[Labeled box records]
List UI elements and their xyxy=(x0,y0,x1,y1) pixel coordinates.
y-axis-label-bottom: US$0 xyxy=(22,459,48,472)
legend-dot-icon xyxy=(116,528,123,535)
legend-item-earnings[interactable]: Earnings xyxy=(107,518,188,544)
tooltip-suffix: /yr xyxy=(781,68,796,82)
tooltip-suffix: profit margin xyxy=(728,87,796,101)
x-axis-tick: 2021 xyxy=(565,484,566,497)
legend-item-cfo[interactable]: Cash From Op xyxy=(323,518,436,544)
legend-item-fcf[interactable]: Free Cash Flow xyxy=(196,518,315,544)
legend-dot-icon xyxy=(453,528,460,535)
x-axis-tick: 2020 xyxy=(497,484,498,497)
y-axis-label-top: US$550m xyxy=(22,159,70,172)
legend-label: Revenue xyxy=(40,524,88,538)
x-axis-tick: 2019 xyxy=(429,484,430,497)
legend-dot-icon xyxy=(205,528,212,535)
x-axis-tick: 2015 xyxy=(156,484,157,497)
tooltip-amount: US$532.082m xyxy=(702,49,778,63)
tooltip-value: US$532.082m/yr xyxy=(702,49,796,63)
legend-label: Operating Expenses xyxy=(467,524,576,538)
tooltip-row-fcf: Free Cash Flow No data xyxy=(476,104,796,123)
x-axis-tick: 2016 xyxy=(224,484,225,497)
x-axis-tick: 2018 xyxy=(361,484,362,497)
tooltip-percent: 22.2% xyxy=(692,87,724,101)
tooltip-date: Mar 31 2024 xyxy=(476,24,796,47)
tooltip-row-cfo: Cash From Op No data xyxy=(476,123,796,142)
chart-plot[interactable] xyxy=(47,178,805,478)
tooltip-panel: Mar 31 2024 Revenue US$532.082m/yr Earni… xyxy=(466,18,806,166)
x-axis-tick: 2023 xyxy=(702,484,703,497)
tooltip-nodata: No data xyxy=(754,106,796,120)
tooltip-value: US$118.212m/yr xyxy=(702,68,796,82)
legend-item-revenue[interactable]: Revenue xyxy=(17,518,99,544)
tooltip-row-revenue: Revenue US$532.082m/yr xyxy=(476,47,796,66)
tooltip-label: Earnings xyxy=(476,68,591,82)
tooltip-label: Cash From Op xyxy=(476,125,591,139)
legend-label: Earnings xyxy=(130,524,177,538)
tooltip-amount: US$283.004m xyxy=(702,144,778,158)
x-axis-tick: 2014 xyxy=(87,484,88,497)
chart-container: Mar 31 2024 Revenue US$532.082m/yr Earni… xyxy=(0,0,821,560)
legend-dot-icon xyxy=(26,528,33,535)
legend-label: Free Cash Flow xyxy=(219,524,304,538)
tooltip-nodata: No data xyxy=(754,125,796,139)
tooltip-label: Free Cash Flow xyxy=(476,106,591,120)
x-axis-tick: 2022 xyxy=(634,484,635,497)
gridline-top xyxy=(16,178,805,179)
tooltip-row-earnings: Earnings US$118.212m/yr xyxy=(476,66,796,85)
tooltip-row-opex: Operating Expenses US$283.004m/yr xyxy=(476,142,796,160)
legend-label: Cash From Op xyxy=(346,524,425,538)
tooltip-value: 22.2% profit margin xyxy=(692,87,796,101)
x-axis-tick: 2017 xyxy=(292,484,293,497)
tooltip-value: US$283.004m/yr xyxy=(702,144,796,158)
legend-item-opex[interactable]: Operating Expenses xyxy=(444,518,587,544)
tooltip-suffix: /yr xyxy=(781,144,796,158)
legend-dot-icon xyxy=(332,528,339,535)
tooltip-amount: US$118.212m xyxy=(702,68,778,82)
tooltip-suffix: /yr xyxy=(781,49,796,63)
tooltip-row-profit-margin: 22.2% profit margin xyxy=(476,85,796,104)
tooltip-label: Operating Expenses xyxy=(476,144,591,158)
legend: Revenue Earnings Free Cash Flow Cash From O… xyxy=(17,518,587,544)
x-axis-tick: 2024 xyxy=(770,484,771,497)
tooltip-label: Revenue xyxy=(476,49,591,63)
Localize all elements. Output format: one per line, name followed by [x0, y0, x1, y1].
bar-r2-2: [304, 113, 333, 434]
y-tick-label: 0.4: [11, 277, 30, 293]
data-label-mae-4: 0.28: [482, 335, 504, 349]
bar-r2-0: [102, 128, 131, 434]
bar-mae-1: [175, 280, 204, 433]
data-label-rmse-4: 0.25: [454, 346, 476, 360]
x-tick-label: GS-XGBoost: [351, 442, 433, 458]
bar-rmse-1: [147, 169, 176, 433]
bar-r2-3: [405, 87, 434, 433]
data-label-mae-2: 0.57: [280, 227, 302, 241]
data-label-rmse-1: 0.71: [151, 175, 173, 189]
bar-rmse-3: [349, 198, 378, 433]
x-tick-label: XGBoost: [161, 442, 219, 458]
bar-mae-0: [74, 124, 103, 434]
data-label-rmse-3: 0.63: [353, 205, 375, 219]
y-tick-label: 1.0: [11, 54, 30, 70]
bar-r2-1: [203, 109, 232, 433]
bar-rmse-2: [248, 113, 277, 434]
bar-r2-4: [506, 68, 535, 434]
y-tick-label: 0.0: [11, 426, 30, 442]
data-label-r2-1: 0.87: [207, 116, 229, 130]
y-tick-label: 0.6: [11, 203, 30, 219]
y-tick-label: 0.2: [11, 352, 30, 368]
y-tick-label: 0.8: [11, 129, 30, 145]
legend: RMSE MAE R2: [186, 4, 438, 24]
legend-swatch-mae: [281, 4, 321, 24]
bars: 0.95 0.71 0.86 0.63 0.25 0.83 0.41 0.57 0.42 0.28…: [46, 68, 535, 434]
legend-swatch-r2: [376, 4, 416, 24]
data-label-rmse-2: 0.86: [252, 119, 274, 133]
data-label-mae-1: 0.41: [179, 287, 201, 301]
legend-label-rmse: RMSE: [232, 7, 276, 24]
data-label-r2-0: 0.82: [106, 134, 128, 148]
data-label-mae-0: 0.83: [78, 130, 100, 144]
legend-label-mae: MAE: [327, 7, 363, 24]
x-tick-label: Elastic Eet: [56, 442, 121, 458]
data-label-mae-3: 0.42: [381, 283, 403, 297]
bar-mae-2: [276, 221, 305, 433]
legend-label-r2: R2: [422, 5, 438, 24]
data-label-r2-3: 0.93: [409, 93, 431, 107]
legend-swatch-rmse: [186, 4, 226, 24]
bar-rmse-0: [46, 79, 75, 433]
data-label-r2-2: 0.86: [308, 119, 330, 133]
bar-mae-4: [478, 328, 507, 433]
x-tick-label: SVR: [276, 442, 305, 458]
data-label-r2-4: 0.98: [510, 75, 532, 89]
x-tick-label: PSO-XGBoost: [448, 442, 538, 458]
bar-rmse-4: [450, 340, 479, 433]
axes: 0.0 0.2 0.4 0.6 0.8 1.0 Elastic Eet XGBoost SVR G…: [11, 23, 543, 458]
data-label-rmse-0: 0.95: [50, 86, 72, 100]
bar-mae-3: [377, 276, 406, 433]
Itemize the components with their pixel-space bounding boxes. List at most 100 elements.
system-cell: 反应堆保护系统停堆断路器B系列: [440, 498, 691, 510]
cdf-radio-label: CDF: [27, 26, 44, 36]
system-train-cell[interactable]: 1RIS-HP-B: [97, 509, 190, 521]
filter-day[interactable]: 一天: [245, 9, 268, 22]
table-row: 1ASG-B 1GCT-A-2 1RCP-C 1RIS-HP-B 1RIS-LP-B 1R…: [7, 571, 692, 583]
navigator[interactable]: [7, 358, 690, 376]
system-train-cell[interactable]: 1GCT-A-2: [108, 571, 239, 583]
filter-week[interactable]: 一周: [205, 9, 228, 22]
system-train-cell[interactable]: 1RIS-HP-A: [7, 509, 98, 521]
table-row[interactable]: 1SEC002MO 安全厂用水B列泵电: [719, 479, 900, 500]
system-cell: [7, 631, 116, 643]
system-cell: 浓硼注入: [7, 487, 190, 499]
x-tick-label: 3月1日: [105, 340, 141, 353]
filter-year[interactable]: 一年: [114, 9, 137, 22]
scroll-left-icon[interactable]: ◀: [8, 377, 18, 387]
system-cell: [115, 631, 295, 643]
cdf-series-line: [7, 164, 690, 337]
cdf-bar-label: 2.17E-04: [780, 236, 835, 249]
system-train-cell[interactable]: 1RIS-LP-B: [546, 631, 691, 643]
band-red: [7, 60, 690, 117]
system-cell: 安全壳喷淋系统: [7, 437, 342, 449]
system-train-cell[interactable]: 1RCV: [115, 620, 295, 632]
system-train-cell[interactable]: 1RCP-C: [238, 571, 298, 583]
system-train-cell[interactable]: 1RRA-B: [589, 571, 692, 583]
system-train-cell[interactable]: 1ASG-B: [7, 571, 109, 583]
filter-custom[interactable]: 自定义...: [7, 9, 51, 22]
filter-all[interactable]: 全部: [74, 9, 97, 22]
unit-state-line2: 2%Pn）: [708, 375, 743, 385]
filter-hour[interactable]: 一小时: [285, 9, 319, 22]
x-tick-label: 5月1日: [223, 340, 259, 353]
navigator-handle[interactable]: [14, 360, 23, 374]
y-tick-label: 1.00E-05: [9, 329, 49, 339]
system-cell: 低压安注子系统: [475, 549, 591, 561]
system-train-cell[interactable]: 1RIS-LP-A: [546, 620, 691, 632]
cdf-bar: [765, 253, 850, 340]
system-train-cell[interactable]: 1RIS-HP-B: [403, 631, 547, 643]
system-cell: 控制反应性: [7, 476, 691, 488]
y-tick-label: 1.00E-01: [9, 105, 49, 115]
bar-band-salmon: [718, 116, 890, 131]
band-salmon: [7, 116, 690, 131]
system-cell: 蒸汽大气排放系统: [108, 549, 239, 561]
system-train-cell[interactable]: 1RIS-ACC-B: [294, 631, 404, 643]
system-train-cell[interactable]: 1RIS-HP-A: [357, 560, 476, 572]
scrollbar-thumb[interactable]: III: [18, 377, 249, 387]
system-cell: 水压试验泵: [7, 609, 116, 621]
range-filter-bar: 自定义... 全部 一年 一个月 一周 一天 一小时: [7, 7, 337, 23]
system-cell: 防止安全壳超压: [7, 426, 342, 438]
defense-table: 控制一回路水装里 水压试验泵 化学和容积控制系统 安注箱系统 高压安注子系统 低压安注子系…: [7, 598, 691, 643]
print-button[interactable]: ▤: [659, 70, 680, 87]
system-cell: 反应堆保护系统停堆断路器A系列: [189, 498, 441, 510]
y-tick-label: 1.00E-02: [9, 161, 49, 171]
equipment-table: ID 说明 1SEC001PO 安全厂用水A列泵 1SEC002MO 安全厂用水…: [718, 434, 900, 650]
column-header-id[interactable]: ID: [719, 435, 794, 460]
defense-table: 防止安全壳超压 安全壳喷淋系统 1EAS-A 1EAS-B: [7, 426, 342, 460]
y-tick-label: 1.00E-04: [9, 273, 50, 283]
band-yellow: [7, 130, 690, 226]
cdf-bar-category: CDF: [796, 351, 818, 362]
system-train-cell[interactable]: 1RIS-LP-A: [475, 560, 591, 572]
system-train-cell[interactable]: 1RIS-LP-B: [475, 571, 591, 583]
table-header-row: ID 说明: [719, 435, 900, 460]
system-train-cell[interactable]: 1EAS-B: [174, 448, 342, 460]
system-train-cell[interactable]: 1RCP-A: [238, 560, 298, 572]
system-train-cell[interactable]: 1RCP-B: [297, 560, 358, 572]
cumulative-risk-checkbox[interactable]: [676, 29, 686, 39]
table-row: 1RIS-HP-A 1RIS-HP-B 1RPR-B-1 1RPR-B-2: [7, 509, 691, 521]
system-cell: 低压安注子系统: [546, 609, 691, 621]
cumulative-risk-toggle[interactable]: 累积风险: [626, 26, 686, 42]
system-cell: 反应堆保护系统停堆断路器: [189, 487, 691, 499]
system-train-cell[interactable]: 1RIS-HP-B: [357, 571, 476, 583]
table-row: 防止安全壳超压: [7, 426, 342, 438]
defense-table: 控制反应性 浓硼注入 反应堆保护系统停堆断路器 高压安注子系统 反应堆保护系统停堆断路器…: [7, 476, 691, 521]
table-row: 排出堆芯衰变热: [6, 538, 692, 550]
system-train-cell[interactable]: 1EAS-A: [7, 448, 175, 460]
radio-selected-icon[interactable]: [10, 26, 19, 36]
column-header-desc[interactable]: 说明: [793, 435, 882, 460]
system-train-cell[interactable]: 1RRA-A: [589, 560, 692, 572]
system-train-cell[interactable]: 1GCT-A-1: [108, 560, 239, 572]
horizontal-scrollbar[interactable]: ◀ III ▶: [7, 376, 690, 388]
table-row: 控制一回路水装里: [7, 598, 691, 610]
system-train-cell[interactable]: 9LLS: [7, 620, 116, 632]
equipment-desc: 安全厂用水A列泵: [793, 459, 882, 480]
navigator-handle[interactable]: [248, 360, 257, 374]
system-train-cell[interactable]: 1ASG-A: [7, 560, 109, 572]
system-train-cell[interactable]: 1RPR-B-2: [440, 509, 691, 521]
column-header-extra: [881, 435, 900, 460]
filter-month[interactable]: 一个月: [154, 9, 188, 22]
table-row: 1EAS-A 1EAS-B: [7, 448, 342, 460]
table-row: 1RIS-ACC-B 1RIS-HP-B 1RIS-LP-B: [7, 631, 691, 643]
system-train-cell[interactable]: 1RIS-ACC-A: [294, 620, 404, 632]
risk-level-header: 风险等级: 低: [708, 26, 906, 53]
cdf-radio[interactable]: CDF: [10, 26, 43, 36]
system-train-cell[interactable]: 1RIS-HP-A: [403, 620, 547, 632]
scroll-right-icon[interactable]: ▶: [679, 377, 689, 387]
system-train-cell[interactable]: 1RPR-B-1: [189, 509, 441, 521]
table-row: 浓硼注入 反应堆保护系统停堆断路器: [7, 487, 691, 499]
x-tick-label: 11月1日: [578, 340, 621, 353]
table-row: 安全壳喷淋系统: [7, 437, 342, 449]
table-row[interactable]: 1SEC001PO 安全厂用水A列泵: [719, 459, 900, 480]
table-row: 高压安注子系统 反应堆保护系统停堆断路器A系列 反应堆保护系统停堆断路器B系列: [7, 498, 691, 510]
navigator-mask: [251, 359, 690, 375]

*TASK REQUIREMENTS:* Write out, word for word, everything from the first of the lines above down to the line containing "tooltip-suffix: profit margin", with both of those lines included.

*ANSWER FOR THE TASK:*
List UI elements and their xyxy=(x0,y0,x1,y1) pixel coordinates.
y-axis-label-bottom: US$0 xyxy=(22,459,48,472)
legend-dot-icon xyxy=(116,528,123,535)
legend-item-earnings[interactable]: Earnings xyxy=(107,518,188,544)
tooltip-suffix: /yr xyxy=(781,68,796,82)
tooltip-suffix: profit margin xyxy=(728,87,796,101)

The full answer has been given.